TASK BRIEF:
Output all entries verbatim. Skip pictures.

PROVIDED RECORDS:

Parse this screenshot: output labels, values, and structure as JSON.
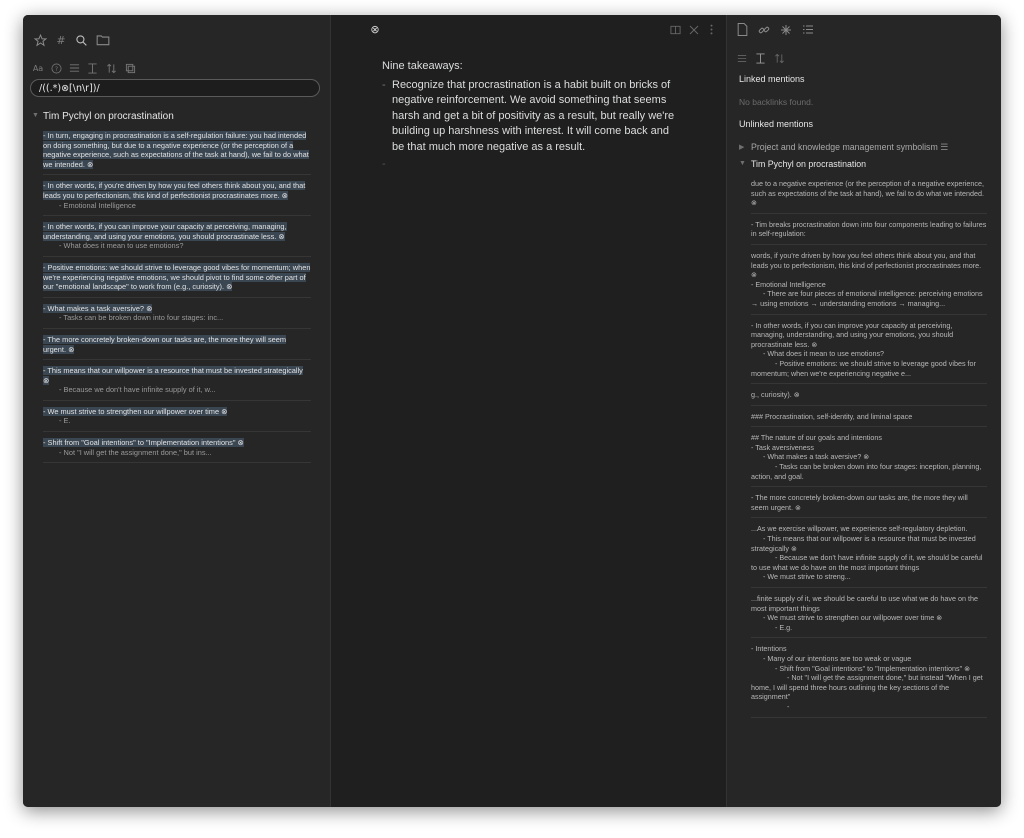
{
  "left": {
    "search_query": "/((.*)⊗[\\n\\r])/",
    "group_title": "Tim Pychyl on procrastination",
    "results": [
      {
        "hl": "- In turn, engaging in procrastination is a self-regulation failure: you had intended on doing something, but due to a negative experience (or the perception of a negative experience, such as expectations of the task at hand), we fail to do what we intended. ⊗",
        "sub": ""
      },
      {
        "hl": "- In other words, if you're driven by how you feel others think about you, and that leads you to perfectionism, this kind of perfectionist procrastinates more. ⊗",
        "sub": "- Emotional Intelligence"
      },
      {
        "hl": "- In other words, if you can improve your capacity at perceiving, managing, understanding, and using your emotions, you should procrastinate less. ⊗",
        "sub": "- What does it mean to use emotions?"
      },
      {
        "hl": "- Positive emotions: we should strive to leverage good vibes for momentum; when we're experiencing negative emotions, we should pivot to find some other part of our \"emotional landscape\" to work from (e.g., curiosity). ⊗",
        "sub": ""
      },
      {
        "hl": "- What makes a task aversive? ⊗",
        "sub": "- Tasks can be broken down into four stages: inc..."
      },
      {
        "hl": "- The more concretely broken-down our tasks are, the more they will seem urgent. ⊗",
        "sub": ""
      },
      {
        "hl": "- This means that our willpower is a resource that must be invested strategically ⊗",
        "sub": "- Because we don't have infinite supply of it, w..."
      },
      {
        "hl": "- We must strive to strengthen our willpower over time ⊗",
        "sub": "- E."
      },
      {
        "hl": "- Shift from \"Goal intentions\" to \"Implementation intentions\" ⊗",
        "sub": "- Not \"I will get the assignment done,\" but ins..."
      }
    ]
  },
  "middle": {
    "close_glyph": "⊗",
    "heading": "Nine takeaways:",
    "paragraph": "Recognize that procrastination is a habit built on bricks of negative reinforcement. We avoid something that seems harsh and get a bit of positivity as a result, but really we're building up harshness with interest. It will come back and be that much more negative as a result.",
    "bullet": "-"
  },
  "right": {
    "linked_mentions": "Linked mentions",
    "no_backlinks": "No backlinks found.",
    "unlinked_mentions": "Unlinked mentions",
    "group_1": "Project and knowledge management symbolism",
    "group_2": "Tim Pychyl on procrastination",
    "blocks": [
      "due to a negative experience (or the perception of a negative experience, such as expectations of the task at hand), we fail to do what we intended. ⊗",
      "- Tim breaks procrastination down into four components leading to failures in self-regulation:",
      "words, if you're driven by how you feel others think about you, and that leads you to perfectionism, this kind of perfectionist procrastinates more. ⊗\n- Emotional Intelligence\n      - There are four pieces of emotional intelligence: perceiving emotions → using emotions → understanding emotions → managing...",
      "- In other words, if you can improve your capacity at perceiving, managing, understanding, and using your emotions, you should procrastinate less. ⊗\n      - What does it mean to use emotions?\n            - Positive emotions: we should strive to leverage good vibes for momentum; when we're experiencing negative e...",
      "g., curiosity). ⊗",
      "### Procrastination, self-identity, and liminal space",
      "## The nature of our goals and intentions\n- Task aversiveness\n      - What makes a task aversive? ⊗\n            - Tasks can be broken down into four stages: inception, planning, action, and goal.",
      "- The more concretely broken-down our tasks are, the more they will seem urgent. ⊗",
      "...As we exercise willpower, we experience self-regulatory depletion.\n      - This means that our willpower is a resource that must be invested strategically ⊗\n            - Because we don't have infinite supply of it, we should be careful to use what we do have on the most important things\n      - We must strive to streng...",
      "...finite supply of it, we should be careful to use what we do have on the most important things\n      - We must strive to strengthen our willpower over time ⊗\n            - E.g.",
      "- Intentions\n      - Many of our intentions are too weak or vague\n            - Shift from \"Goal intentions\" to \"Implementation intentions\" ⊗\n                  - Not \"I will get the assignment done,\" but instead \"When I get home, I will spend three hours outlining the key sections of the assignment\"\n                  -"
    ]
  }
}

THE COMPLETED TASK:
Parse this screenshot: output labels, values, and structure as JSON.
{
  "left": {
    "search_query": "/((.*)⊗[\\n\\r])/",
    "group_title": "Tim Pychyl on procrastination",
    "results": [
      {
        "hl": "- In turn, engaging in procrastination is a self-regulation failure: you had intended on doing something, but due to a negative experience (or the perception of a negative experience, such as expectations of the task at hand), we fail to do what we intended. ⊗",
        "sub": ""
      },
      {
        "hl": "- In other words, if you're driven by how you feel others think about you, and that leads you to perfectionism, this kind of perfectionist procrastinates more. ⊗",
        "sub": "- Emotional Intelligence"
      },
      {
        "hl": "- In other words, if you can improve your capacity at perceiving, managing, understanding, and using your emotions, you should procrastinate less. ⊗",
        "sub": "- What does it mean to use emotions?"
      },
      {
        "hl": "- Positive emotions: we should strive to leverage good vibes for momentum; when we're experiencing negative emotions, we should pivot to find some other part of our \"emotional landscape\" to work from (e.g., curiosity). ⊗",
        "sub": ""
      },
      {
        "hl": "- What makes a task aversive? ⊗",
        "sub": "- Tasks can be broken down into four stages: inc..."
      },
      {
        "hl": "- The more concretely broken-down our tasks are, the more they will seem urgent. ⊗",
        "sub": ""
      },
      {
        "hl": "- This means that our willpower is a resource that must be invested strategically ⊗",
        "sub": "- Because we don't have infinite supply of it, w..."
      },
      {
        "hl": "- We must strive to strengthen our willpower over time ⊗",
        "sub": "- E."
      },
      {
        "hl": "- Shift from \"Goal intentions\" to \"Implementation intentions\" ⊗",
        "sub": "- Not \"I will get the assignment done,\" but ins..."
      }
    ]
  },
  "middle": {
    "close_glyph": "⊗",
    "heading": "Nine takeaways:",
    "paragraph": "Recognize that procrastination is a habit built on bricks of negative reinforcement. We avoid something that seems harsh and get a bit of positivity as a result, but really we're building up harshness with interest. It will come back and be that much more negative as a result.",
    "bullet": "-"
  },
  "right": {
    "linked_mentions": "Linked mentions",
    "no_backlinks": "No backlinks found.",
    "unlinked_mentions": "Unlinked mentions",
    "group_1": "Project and knowledge management symbolism",
    "group_2": "Tim Pychyl on procrastination",
    "blocks": [
      "due to a negative experience (or the perception of a negative experience, such as expectations of the task at hand), we fail to do what we intended. ⊗",
      "- Tim breaks procrastination down into four components leading to failures in self-regulation:",
      "words, if you're driven by how you feel others think about you, and that leads you to perfectionism, this kind of perfectionist procrastinates more. ⊗\n- Emotional Intelligence\n      - There are four pieces of emotional intelligence: perceiving emotions → using emotions → understanding emotions → managing...",
      "- In other words, if you can improve your capacity at perceiving, managing, understanding, and using your emotions, you should procrastinate less. ⊗\n      - What does it mean to use emotions?\n            - Positive emotions: we should strive to leverage good vibes for momentum; when we're experiencing negative e...",
      "g., curiosity). ⊗",
      "### Procrastination, self-identity, and liminal space",
      "## The nature of our goals and intentions\n- Task aversiveness\n      - What makes a task aversive? ⊗\n            - Tasks can be broken down into four stages: inception, planning, action, and goal.",
      "- The more concretely broken-down our tasks are, the more they will seem urgent. ⊗",
      "...As we exercise willpower, we experience self-regulatory depletion.\n      - This means that our willpower is a resource that must be invested strategically ⊗\n            - Because we don't have infinite supply of it, we should be careful to use what we do have on the most important things\n      - We must strive to streng...",
      "...finite supply of it, we should be careful to use what we do have on the most important things\n      - We must strive to strengthen our willpower over time ⊗\n            - E.g.",
      "- Intentions\n      - Many of our intentions are too weak or vague\n            - Shift from \"Goal intentions\" to \"Implementation intentions\" ⊗\n                  - Not \"I will get the assignment done,\" but instead \"When I get home, I will spend three hours outlining the key sections of the assignment\"\n                  -"
    ]
  }
}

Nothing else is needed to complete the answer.